THE PROBLEM - Locate each line below that includes "JSON" and reproduce it.

begin

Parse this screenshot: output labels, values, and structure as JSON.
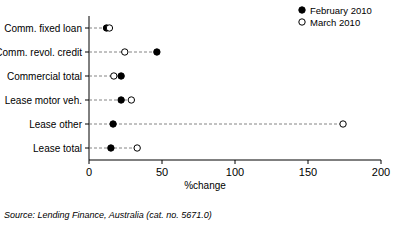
{
  "chart_data": {
    "type": "dot",
    "orientation": "horizontal",
    "categories": [
      "Comm. fixed loan",
      "Comm. revol. credit",
      "Commercial total",
      "Lease motor veh.",
      "Lease other",
      "Lease total"
    ],
    "series": [
      {
        "name": "February 2010",
        "color": "#000000",
        "marker": "filled-circle",
        "values": [
          12,
          46.5,
          22,
          22,
          16.5,
          15
        ]
      },
      {
        "name": "March 2010",
        "color": "#000000",
        "marker": "open-circle",
        "values": [
          14,
          24.5,
          17,
          29,
          174,
          33
        ]
      }
    ],
    "xlim": [
      0,
      200
    ],
    "xticks": [
      0,
      50,
      100,
      150,
      200
    ],
    "x_label": "%change",
    "legend": "top-right",
    "grid": false,
    "source": "Source: Lending Finance, Australia (cat. no. 5671.0)"
  }
}
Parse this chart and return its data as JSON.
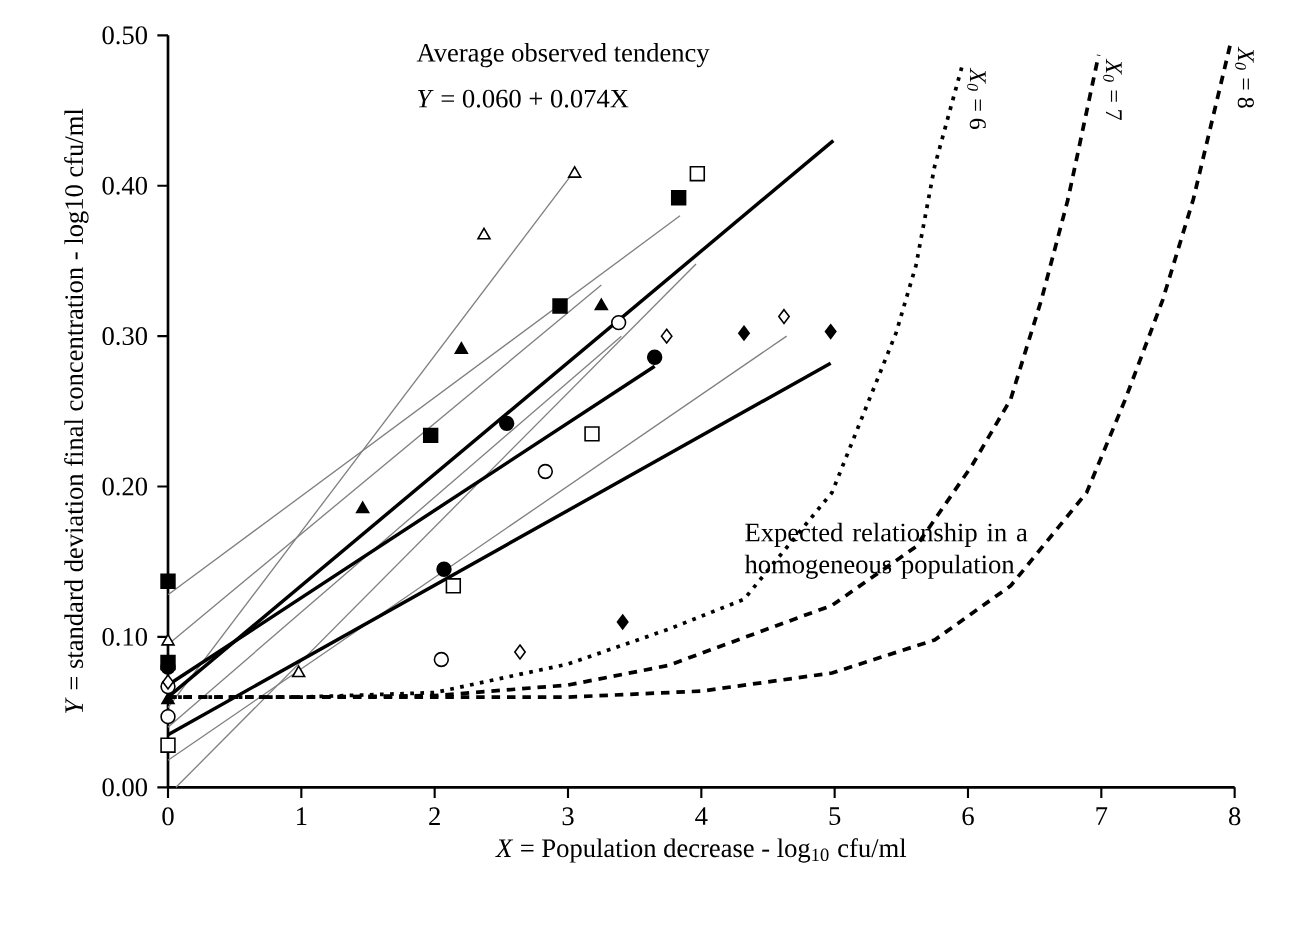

end

CORRECT RESPONSE -
Parse this screenshot: output labels, values, and structure as JSON.
Parse this chart and return its data as JSON.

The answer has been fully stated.